> [Entries provided]

########################################

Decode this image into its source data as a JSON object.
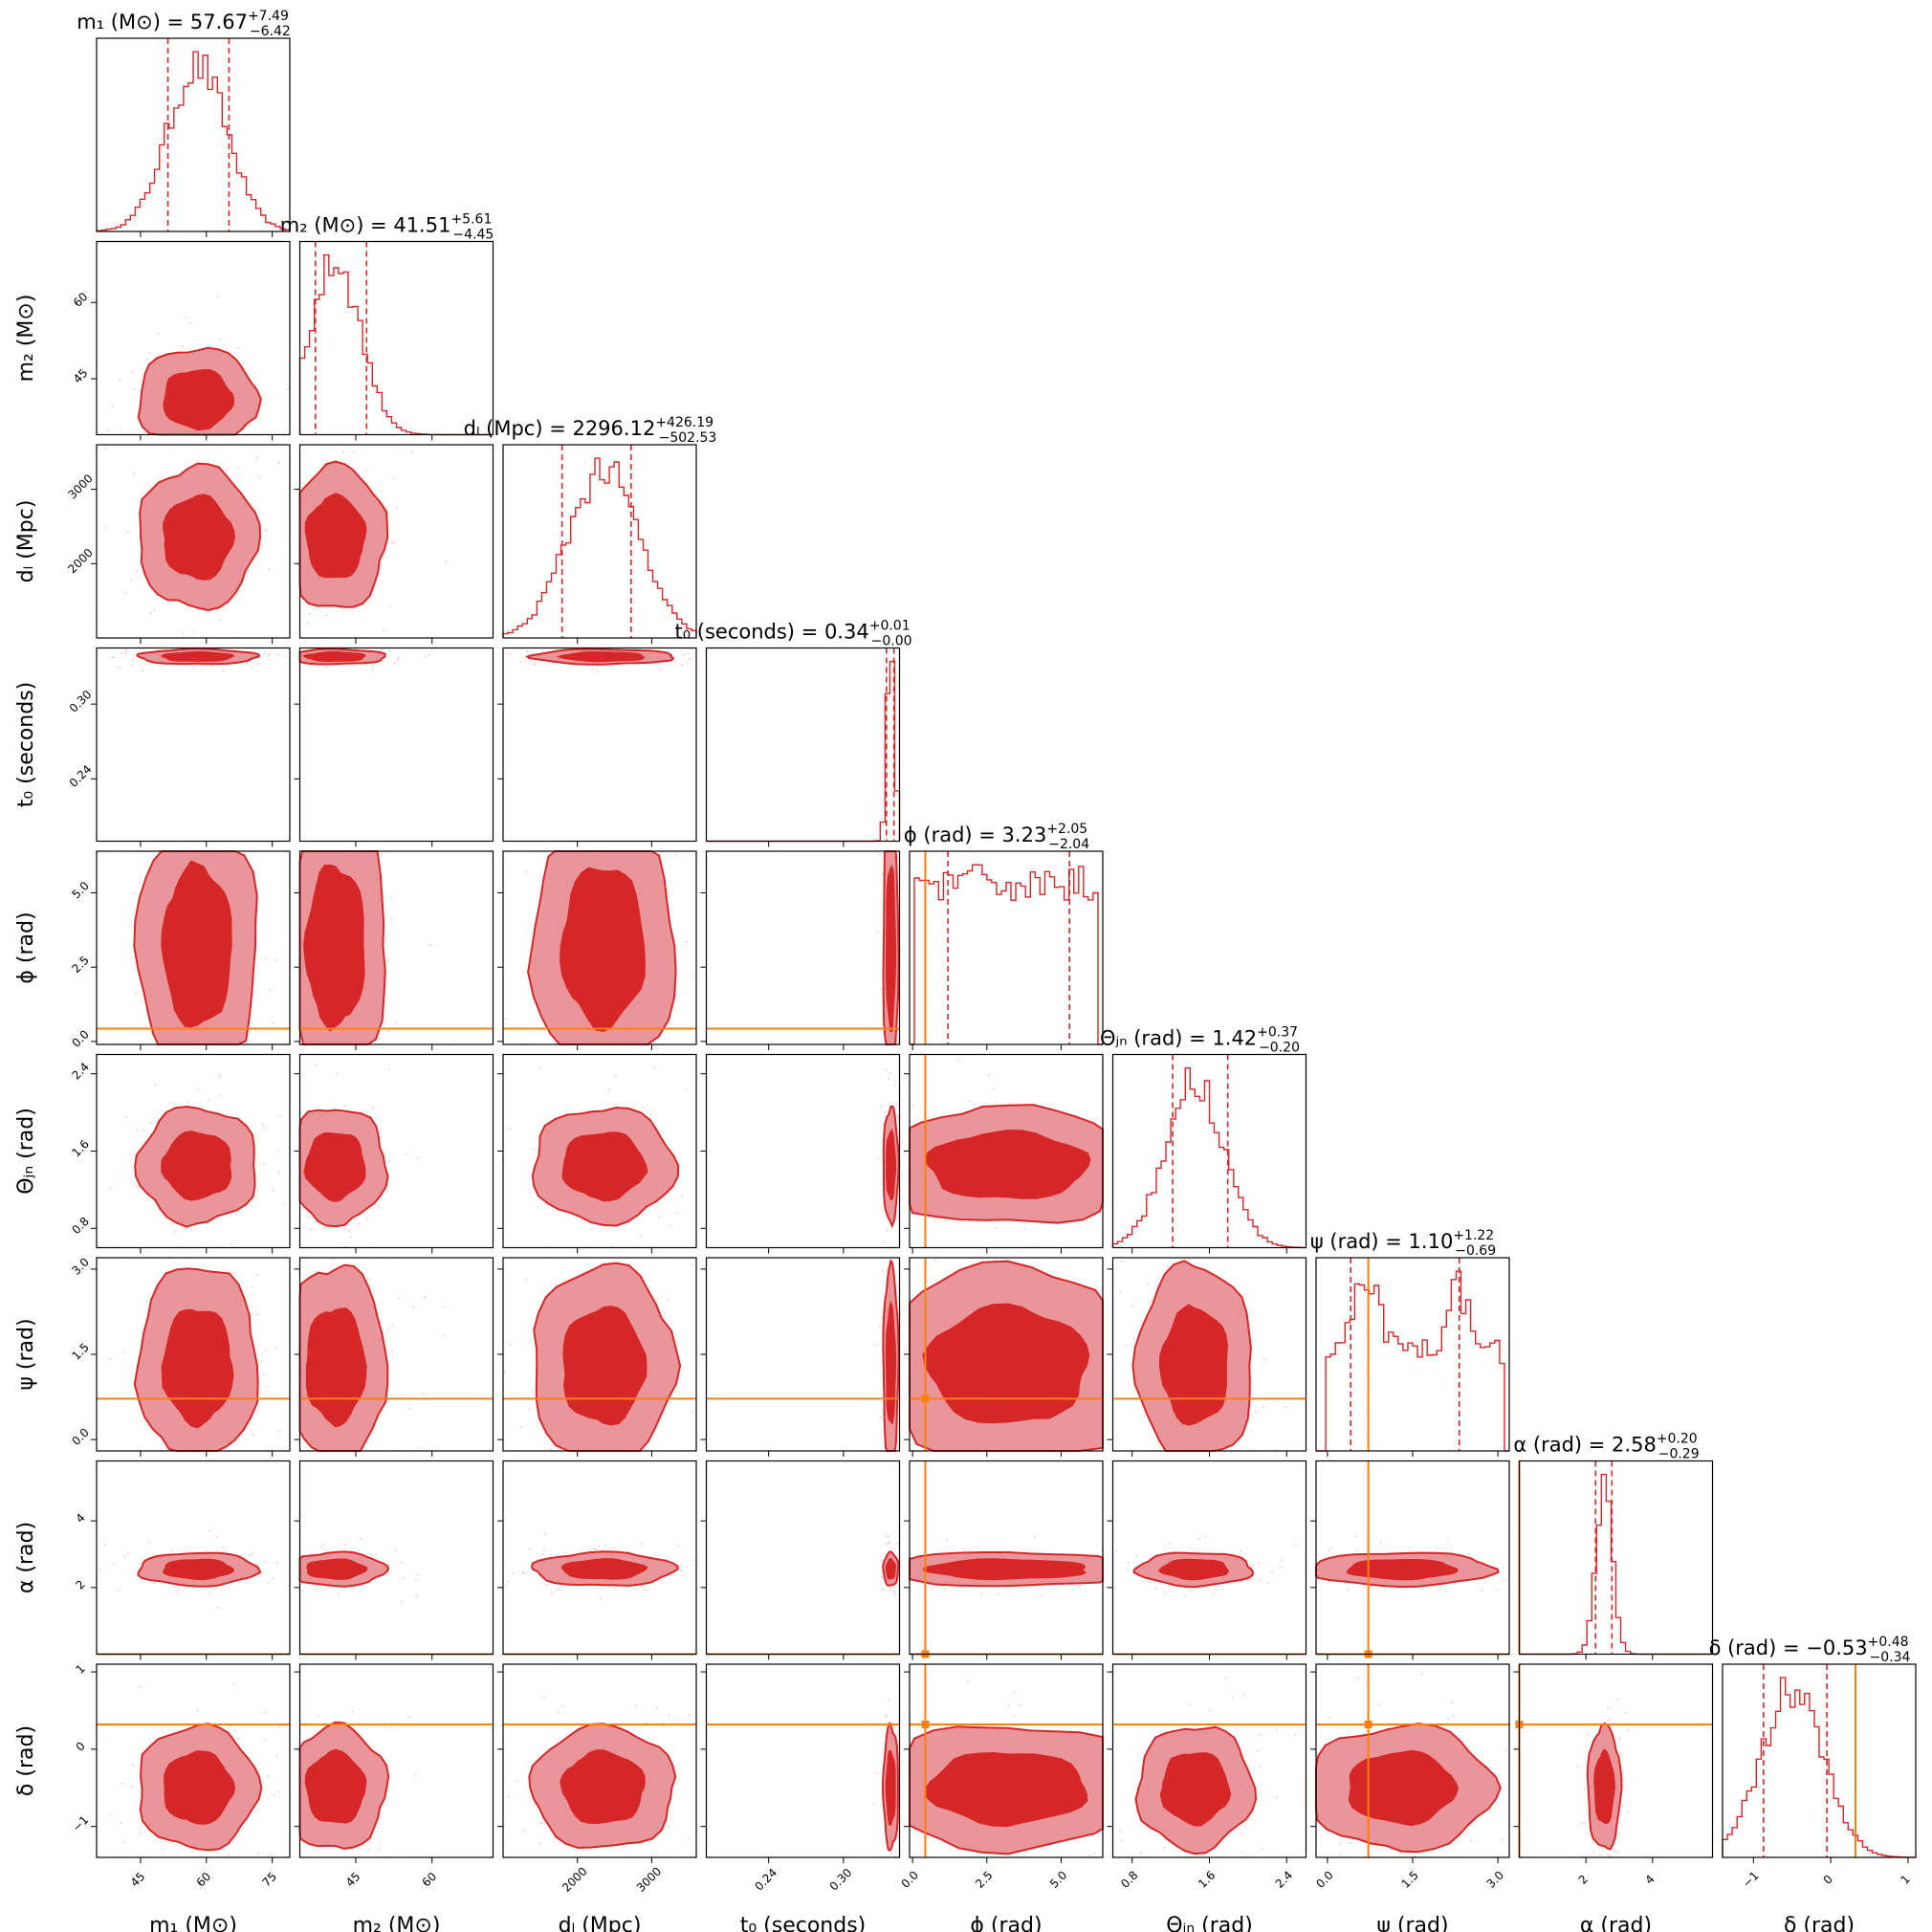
{
  "chart_data": {
    "type": "corner",
    "description_of_marks": "posterior histograms (diagonal) and 2D density contours (lower triangle)",
    "colors": {
      "posterior": "#d62728",
      "posterior_light": "#e88a8f",
      "truth": "#ff7f0e",
      "frame": "#000000"
    },
    "parameters": [
      {
        "key": "m1",
        "axis_label": "m₁ (M⊙)",
        "title_name": "m₁ (M⊙)",
        "median": "57.67",
        "err_plus": "+7.49",
        "err_minus": "−6.42",
        "range": [
          35,
          79
        ],
        "ticks": [
          45,
          60,
          75
        ],
        "tick_labels": [
          "45",
          "60",
          "75"
        ],
        "q16": 51.25,
        "q84": 65.16,
        "mean": 58,
        "sd": 6.8,
        "truth": null
      },
      {
        "key": "m2",
        "axis_label": "m₂ (M⊙)",
        "title_name": "m₂ (M⊙)",
        "median": "41.51",
        "err_plus": "+5.61",
        "err_minus": "−4.45",
        "range": [
          34,
          72
        ],
        "ticks": [
          45,
          60
        ],
        "tick_labels": [
          "45",
          "60"
        ],
        "q16": 37.06,
        "q84": 47.12,
        "mean": 41,
        "sd": 5,
        "truth": null
      },
      {
        "key": "dL",
        "axis_label": "dₗ (Mpc)",
        "title_name": "dₗ (Mpc)",
        "median": "2296.12",
        "err_plus": "+426.19",
        "err_minus": "−502.53",
        "range": [
          1000,
          3600
        ],
        "ticks": [
          2000,
          3000
        ],
        "tick_labels": [
          "2000",
          "3000"
        ],
        "q16": 1793.59,
        "q84": 2722.31,
        "mean": 2350,
        "sd": 480,
        "truth": null
      },
      {
        "key": "t0",
        "axis_label": "t₀ (seconds)",
        "title_name": "t₀ (seconds)",
        "median": "0.34",
        "err_plus": "+0.01",
        "err_minus": "−0.00",
        "range": [
          0.19,
          0.345
        ],
        "ticks": [
          0.24,
          0.3
        ],
        "tick_labels": [
          "0.24",
          "0.30"
        ],
        "q16": 0.3345,
        "q84": 0.3405,
        "mean": 0.338,
        "sd": 0.003,
        "truth": null
      },
      {
        "key": "phi",
        "axis_label": "ϕ (rad)",
        "title_name": "ϕ (rad)",
        "median": "3.23",
        "err_plus": "+2.05",
        "err_minus": "−2.04",
        "range": [
          -0.1,
          6.4
        ],
        "ticks": [
          0.0,
          2.5,
          5.0
        ],
        "tick_labels": [
          "0.0",
          "2.5",
          "5.0"
        ],
        "q16": 1.19,
        "q84": 5.28,
        "mean": 3.2,
        "sd": 1.8,
        "truth": 0.43
      },
      {
        "key": "theta_jn",
        "axis_label": "Θⱼₙ (rad)",
        "title_name": "Θⱼₙ (rad)",
        "median": "1.42",
        "err_plus": "+0.37",
        "err_minus": "−0.20",
        "range": [
          0.6,
          2.6
        ],
        "ticks": [
          0.8,
          1.6,
          2.4
        ],
        "tick_labels": [
          "0.8",
          "1.6",
          "2.4"
        ],
        "q16": 1.22,
        "q84": 1.79,
        "mean": 1.45,
        "sd": 0.3,
        "truth": null
      },
      {
        "key": "psi",
        "axis_label": "ψ (rad)",
        "title_name": "ψ (rad)",
        "median": "1.10",
        "err_plus": "+1.22",
        "err_minus": "−0.69",
        "range": [
          -0.2,
          3.2
        ],
        "ticks": [
          0.0,
          1.5,
          3.0
        ],
        "tick_labels": [
          "0.0",
          "1.5",
          "3.0"
        ],
        "q16": 0.41,
        "q84": 2.32,
        "mean": 1.3,
        "sd": 0.8,
        "truth": 0.72
      },
      {
        "key": "alpha",
        "axis_label": "α (rad)",
        "title_name": "α (rad)",
        "median": "2.58",
        "err_plus": "+0.20",
        "err_minus": "−0.29",
        "range": [
          0.0,
          5.8
        ],
        "ticks": [
          2,
          4
        ],
        "tick_labels": [
          "2",
          "4"
        ],
        "q16": 2.29,
        "q84": 2.78,
        "mean": 2.55,
        "sd": 0.25,
        "truth": 0.0
      },
      {
        "key": "delta",
        "axis_label": "δ (rad)",
        "title_name": "δ (rad)",
        "median": "−0.53",
        "err_plus": "+0.48",
        "err_minus": "−0.34",
        "range": [
          -1.4,
          1.1
        ],
        "ticks": [
          -1,
          0,
          1
        ],
        "tick_labels": [
          "−1",
          "0",
          "1"
        ],
        "q16": -0.87,
        "q84": -0.05,
        "mean": -0.5,
        "sd": 0.4,
        "truth": 0.32
      }
    ]
  }
}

########################################

Repeat the material exactly as it reads, without any of its pictures.

Decode this image into its source data as a JSON object.
{
  "chart_data": {
    "type": "corner",
    "description_of_marks": "posterior histograms (diagonal) and 2D density contours (lower triangle)",
    "colors": {
      "posterior": "#d62728",
      "posterior_light": "#e88a8f",
      "truth": "#ff7f0e",
      "frame": "#000000"
    },
    "parameters": [
      {
        "key": "m1",
        "axis_label": "m₁ (M⊙)",
        "title_name": "m₁ (M⊙)",
        "median": "57.67",
        "err_plus": "+7.49",
        "err_minus": "−6.42",
        "range": [
          35,
          79
        ],
        "ticks": [
          45,
          60,
          75
        ],
        "tick_labels": [
          "45",
          "60",
          "75"
        ],
        "q16": 51.25,
        "q84": 65.16,
        "mean": 58,
        "sd": 6.8,
        "truth": null
      },
      {
        "key": "m2",
        "axis_label": "m₂ (M⊙)",
        "title_name": "m₂ (M⊙)",
        "median": "41.51",
        "err_plus": "+5.61",
        "err_minus": "−4.45",
        "range": [
          34,
          72
        ],
        "ticks": [
          45,
          60
        ],
        "tick_labels": [
          "45",
          "60"
        ],
        "q16": 37.06,
        "q84": 47.12,
        "mean": 41,
        "sd": 5,
        "truth": null
      },
      {
        "key": "dL",
        "axis_label": "dₗ (Mpc)",
        "title_name": "dₗ (Mpc)",
        "median": "2296.12",
        "err_plus": "+426.19",
        "err_minus": "−502.53",
        "range": [
          1000,
          3600
        ],
        "ticks": [
          2000,
          3000
        ],
        "tick_labels": [
          "2000",
          "3000"
        ],
        "q16": 1793.59,
        "q84": 2722.31,
        "mean": 2350,
        "sd": 480,
        "truth": null
      },
      {
        "key": "t0",
        "axis_label": "t₀ (seconds)",
        "title_name": "t₀ (seconds)",
        "median": "0.34",
        "err_plus": "+0.01",
        "err_minus": "−0.00",
        "range": [
          0.19,
          0.345
        ],
        "ticks": [
          0.24,
          0.3
        ],
        "tick_labels": [
          "0.24",
          "0.30"
        ],
        "q16": 0.3345,
        "q84": 0.3405,
        "mean": 0.338,
        "sd": 0.003,
        "truth": null
      },
      {
        "key": "phi",
        "axis_label": "ϕ (rad)",
        "title_name": "ϕ (rad)",
        "median": "3.23",
        "err_plus": "+2.05",
        "err_minus": "−2.04",
        "range": [
          -0.1,
          6.4
        ],
        "ticks": [
          0.0,
          2.5,
          5.0
        ],
        "tick_labels": [
          "0.0",
          "2.5",
          "5.0"
        ],
        "q16": 1.19,
        "q84": 5.28,
        "mean": 3.2,
        "sd": 1.8,
        "truth": 0.43
      },
      {
        "key": "theta_jn",
        "axis_label": "Θⱼₙ (rad)",
        "title_name": "Θⱼₙ (rad)",
        "median": "1.42",
        "err_plus": "+0.37",
        "err_minus": "−0.20",
        "range": [
          0.6,
          2.6
        ],
        "ticks": [
          0.8,
          1.6,
          2.4
        ],
        "tick_labels": [
          "0.8",
          "1.6",
          "2.4"
        ],
        "q16": 1.22,
        "q84": 1.79,
        "mean": 1.45,
        "sd": 0.3,
        "truth": null
      },
      {
        "key": "psi",
        "axis_label": "ψ (rad)",
        "title_name": "ψ (rad)",
        "median": "1.10",
        "err_plus": "+1.22",
        "err_minus": "−0.69",
        "range": [
          -0.2,
          3.2
        ],
        "ticks": [
          0.0,
          1.5,
          3.0
        ],
        "tick_labels": [
          "0.0",
          "1.5",
          "3.0"
        ],
        "q16": 0.41,
        "q84": 2.32,
        "mean": 1.3,
        "sd": 0.8,
        "truth": 0.72
      },
      {
        "key": "alpha",
        "axis_label": "α (rad)",
        "title_name": "α (rad)",
        "median": "2.58",
        "err_plus": "+0.20",
        "err_minus": "−0.29",
        "range": [
          0.0,
          5.8
        ],
        "ticks": [
          2,
          4
        ],
        "tick_labels": [
          "2",
          "4"
        ],
        "q16": 2.29,
        "q84": 2.78,
        "mean": 2.55,
        "sd": 0.25,
        "truth": 0.0
      },
      {
        "key": "delta",
        "axis_label": "δ (rad)",
        "title_name": "δ (rad)",
        "median": "−0.53",
        "err_plus": "+0.48",
        "err_minus": "−0.34",
        "range": [
          -1.4,
          1.1
        ],
        "ticks": [
          -1,
          0,
          1
        ],
        "tick_labels": [
          "−1",
          "0",
          "1"
        ],
        "q16": -0.87,
        "q84": -0.05,
        "mean": -0.5,
        "sd": 0.4,
        "truth": 0.32
      }
    ]
  }
}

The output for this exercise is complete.